Problem to work on:
Pick out the lines containing "Mindre".

-- Begin Listed entries --

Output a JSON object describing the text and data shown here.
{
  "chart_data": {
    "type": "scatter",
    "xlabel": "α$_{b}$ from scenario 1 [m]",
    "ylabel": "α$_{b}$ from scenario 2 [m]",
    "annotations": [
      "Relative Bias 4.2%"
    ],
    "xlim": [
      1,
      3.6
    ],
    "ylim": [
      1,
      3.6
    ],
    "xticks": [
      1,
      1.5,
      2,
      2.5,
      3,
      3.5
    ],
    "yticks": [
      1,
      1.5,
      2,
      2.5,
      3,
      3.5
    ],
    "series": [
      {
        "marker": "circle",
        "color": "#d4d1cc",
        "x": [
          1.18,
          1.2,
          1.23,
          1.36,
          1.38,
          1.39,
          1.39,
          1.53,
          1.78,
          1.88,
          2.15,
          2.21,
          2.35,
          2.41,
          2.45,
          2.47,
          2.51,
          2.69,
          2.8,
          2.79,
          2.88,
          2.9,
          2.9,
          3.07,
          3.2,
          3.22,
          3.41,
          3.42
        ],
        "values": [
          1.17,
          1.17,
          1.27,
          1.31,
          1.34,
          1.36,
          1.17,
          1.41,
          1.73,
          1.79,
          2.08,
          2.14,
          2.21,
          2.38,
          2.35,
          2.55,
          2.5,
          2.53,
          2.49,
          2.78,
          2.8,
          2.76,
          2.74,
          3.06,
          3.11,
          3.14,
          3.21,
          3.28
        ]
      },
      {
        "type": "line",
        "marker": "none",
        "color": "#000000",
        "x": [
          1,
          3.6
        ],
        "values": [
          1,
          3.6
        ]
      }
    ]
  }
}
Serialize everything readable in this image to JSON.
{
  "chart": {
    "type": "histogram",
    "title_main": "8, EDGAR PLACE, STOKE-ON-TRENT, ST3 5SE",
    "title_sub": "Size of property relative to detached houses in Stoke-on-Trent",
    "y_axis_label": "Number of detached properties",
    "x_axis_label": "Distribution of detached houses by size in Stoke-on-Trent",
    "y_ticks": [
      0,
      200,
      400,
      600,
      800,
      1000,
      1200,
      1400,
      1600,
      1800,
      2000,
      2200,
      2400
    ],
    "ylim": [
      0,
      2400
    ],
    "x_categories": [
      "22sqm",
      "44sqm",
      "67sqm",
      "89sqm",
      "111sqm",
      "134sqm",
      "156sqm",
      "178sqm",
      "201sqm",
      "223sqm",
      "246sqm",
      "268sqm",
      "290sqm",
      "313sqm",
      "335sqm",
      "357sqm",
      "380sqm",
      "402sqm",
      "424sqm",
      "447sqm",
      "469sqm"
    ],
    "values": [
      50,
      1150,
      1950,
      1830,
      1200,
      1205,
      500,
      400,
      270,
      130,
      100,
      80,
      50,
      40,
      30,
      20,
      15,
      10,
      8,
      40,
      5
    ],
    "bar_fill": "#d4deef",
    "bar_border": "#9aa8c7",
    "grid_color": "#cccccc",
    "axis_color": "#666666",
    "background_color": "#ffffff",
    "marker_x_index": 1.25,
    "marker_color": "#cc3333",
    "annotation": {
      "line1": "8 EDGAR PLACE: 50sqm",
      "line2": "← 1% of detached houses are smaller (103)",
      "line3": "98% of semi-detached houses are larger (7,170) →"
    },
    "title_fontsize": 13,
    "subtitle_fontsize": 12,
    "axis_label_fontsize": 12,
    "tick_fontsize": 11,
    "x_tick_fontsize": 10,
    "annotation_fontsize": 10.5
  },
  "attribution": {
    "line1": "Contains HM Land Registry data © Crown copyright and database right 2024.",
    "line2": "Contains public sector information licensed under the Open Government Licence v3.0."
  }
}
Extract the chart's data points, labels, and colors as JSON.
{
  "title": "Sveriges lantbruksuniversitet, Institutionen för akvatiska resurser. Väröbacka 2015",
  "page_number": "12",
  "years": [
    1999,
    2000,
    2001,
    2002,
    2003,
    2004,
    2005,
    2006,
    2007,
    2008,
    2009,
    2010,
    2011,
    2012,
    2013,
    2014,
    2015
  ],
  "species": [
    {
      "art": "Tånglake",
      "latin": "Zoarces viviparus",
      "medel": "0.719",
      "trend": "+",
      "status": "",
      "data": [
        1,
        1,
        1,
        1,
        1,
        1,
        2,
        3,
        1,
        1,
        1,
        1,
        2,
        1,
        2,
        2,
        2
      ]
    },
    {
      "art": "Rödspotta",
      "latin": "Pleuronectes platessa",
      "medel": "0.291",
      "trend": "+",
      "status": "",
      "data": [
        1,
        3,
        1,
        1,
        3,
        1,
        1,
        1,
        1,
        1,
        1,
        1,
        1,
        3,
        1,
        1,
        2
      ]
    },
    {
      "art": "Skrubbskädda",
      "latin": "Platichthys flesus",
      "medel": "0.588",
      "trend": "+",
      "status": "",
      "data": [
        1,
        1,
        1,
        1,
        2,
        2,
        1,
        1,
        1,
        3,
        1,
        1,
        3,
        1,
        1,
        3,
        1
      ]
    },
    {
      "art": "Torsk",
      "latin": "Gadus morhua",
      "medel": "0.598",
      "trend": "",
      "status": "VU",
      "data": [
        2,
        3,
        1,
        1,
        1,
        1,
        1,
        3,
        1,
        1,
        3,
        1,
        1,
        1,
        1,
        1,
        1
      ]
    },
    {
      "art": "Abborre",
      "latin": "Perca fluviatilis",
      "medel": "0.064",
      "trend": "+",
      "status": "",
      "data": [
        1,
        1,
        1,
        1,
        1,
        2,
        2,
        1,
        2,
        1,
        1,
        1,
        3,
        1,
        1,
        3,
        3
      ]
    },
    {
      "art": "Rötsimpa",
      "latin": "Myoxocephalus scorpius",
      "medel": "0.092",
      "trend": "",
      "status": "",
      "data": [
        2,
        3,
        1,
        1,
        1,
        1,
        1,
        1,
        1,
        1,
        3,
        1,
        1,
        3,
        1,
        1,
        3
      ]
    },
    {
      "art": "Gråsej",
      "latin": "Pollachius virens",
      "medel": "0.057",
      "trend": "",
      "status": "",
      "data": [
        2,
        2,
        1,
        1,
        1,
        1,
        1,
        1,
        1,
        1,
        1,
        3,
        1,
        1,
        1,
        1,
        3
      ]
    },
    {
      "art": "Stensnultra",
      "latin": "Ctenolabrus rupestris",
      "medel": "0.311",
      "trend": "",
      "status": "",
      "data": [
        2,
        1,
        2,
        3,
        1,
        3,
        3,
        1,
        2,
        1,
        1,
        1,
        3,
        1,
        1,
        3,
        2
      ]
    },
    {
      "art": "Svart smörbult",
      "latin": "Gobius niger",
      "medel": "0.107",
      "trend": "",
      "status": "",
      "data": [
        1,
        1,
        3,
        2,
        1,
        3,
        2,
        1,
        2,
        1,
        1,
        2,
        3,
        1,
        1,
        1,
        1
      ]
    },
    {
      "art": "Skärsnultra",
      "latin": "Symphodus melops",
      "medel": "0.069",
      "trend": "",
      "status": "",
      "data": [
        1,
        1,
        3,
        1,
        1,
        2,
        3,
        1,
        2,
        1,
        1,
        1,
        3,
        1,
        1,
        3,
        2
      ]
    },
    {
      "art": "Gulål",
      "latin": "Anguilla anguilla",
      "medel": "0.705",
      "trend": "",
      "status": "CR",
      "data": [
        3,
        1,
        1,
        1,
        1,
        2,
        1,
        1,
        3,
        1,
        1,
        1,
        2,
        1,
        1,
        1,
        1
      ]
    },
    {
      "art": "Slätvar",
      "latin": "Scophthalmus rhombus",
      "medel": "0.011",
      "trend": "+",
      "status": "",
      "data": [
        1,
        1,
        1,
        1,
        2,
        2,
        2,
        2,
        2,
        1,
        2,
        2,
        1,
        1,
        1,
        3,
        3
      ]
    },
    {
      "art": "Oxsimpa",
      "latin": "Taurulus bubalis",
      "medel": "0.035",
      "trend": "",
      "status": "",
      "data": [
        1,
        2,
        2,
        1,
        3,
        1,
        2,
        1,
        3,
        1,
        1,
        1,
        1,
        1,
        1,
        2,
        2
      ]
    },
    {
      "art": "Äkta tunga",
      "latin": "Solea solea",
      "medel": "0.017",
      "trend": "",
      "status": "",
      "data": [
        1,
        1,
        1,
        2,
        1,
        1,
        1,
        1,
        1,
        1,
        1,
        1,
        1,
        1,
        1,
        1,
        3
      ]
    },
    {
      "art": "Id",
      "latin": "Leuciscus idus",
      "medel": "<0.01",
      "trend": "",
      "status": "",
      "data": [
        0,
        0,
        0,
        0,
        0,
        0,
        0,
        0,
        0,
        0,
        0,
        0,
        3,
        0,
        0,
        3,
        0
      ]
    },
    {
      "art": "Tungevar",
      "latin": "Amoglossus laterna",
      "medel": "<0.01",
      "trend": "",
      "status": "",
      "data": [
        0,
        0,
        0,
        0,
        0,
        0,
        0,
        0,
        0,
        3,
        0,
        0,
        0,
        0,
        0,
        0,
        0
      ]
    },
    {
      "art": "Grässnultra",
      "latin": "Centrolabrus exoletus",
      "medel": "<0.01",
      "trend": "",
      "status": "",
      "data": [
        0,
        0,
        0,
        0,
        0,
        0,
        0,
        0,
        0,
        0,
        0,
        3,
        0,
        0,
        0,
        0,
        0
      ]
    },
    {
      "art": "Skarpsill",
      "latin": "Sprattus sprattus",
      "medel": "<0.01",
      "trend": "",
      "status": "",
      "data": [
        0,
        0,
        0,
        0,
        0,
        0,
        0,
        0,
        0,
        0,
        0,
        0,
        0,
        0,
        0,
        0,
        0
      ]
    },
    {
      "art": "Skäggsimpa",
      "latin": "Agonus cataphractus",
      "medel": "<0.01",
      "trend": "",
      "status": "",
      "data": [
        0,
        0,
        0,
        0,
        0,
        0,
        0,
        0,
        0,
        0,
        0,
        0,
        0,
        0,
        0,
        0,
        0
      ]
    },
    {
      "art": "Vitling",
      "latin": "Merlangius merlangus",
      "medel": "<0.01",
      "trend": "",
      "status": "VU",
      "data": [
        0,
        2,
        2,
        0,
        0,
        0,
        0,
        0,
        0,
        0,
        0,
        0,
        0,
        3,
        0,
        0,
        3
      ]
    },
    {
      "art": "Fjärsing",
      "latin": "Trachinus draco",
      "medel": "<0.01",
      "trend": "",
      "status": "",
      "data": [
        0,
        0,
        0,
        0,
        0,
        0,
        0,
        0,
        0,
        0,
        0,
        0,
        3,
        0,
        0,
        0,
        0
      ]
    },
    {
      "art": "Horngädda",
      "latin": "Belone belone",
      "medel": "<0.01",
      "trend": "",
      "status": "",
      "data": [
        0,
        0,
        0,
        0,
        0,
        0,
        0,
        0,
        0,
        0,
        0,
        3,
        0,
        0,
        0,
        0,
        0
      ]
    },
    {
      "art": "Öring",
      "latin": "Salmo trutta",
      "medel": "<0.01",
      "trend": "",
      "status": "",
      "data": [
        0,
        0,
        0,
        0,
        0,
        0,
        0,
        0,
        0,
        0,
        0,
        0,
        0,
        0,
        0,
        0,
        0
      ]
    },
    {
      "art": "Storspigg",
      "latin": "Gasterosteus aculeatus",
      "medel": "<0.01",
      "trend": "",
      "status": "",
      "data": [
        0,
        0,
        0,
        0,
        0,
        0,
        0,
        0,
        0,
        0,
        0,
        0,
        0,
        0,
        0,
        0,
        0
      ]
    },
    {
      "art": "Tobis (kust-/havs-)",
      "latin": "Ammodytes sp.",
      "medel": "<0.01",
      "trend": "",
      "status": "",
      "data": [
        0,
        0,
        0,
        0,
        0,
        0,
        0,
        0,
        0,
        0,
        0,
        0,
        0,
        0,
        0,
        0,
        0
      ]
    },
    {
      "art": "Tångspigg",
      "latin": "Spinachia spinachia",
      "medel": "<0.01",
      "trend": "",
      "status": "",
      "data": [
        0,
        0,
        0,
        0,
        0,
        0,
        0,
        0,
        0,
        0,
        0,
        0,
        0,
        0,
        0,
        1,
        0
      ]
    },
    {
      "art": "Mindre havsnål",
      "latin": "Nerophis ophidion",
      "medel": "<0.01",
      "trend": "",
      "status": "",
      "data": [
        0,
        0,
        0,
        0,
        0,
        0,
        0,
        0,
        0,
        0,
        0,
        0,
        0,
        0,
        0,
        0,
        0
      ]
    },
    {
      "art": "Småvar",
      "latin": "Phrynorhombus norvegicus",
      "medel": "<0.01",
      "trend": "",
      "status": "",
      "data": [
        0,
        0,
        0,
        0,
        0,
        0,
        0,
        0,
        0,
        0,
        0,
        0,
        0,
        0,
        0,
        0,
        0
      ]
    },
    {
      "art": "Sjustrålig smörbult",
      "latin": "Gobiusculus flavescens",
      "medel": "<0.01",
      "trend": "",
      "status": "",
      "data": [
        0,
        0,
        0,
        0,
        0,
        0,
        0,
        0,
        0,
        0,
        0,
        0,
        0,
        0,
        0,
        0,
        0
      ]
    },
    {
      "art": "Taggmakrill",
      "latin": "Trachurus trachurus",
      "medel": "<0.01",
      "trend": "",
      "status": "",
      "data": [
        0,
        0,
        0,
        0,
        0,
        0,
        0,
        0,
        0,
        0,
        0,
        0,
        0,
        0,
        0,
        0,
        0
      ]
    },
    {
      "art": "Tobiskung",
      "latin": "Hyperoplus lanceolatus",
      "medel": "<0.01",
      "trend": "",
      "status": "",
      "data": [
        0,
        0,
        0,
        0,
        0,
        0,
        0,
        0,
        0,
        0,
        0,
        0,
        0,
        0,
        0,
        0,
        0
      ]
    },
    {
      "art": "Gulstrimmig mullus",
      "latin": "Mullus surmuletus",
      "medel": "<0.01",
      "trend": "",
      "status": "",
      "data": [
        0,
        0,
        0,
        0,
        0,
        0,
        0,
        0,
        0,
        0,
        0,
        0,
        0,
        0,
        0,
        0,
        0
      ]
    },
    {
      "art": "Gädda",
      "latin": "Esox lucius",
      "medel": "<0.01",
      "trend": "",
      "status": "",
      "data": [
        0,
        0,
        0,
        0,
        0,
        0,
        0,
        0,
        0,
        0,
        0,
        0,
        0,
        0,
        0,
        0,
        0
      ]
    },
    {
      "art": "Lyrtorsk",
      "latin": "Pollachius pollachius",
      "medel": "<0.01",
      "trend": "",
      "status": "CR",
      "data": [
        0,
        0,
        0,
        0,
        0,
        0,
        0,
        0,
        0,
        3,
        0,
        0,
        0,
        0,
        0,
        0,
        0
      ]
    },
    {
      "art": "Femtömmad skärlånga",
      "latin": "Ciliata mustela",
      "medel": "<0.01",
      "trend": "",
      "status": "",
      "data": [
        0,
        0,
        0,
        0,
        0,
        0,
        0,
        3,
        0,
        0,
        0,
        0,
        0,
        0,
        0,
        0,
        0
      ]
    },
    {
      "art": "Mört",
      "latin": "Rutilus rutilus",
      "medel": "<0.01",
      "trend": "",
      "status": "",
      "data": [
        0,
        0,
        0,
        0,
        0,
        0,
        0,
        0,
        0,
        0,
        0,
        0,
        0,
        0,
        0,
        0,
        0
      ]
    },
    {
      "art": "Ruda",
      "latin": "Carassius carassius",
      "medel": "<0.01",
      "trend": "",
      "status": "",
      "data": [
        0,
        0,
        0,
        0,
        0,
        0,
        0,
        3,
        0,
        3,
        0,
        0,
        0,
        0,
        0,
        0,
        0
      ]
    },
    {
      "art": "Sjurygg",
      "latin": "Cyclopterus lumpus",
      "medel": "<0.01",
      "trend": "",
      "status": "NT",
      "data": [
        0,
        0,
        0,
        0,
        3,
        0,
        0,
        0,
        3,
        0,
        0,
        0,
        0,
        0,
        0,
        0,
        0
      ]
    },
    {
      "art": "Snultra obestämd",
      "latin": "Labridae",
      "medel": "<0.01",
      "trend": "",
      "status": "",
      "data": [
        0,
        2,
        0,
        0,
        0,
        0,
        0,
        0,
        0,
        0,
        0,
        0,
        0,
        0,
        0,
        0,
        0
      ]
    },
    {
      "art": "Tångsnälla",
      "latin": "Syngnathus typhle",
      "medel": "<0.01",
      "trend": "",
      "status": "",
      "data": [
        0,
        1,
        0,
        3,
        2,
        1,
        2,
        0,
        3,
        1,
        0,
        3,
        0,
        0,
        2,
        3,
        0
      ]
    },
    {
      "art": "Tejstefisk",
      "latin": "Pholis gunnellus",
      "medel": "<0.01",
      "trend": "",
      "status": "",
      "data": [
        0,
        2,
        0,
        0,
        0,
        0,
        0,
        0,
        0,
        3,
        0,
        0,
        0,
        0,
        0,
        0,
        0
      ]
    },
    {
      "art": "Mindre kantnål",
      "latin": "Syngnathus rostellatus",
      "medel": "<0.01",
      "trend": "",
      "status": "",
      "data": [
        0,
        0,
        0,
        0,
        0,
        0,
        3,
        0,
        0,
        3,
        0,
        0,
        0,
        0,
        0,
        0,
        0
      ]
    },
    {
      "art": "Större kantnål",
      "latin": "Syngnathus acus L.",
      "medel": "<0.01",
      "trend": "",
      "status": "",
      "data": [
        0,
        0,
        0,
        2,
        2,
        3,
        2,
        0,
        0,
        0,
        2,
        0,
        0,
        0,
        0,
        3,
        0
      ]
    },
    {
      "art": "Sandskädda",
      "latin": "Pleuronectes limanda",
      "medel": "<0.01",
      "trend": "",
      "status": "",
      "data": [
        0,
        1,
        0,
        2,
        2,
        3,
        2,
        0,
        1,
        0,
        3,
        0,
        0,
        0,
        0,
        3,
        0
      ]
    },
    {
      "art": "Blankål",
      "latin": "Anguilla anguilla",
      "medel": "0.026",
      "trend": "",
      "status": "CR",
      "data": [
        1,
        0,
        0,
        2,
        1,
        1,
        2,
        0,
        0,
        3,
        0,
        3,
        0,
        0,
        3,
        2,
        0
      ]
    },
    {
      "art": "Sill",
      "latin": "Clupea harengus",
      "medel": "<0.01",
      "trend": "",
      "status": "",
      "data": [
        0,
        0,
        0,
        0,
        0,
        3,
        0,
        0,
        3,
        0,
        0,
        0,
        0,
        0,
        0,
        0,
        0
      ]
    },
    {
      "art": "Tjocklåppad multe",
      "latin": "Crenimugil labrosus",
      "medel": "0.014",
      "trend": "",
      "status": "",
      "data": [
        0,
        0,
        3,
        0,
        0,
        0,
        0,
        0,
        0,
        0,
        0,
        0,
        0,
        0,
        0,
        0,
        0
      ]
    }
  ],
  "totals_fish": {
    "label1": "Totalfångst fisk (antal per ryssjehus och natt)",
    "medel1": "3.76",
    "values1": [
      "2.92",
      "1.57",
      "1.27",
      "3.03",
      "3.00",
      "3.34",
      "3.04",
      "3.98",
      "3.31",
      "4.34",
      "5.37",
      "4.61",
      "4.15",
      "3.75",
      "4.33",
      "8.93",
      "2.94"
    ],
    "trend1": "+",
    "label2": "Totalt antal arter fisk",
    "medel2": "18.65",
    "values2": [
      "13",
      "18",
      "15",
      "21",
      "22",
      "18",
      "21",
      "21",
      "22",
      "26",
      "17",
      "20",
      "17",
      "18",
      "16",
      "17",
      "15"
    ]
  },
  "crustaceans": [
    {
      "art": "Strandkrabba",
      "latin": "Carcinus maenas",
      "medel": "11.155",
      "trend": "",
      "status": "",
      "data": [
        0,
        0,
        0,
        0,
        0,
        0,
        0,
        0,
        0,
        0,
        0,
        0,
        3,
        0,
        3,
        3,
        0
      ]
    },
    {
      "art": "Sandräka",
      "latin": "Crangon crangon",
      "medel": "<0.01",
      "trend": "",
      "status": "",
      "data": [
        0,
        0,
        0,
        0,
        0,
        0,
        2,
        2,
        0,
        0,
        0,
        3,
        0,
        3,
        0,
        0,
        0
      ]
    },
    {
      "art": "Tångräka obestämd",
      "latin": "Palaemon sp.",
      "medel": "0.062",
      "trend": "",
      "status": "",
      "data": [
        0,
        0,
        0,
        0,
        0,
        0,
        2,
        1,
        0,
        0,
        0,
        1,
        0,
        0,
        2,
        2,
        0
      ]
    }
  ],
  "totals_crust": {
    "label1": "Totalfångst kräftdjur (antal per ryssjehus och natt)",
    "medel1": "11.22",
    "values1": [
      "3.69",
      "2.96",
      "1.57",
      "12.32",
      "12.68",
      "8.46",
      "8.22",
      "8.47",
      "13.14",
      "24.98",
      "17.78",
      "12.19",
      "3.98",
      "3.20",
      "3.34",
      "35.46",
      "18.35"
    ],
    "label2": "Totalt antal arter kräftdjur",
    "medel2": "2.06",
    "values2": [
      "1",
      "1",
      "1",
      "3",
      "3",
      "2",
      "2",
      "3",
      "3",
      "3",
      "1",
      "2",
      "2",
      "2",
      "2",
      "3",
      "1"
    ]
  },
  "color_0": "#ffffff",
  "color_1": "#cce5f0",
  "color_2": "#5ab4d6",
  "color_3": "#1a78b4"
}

-- End Listed entries --

The completed task:
      "art": "Mindre havsnål",
      "art": "Mindre kantnål",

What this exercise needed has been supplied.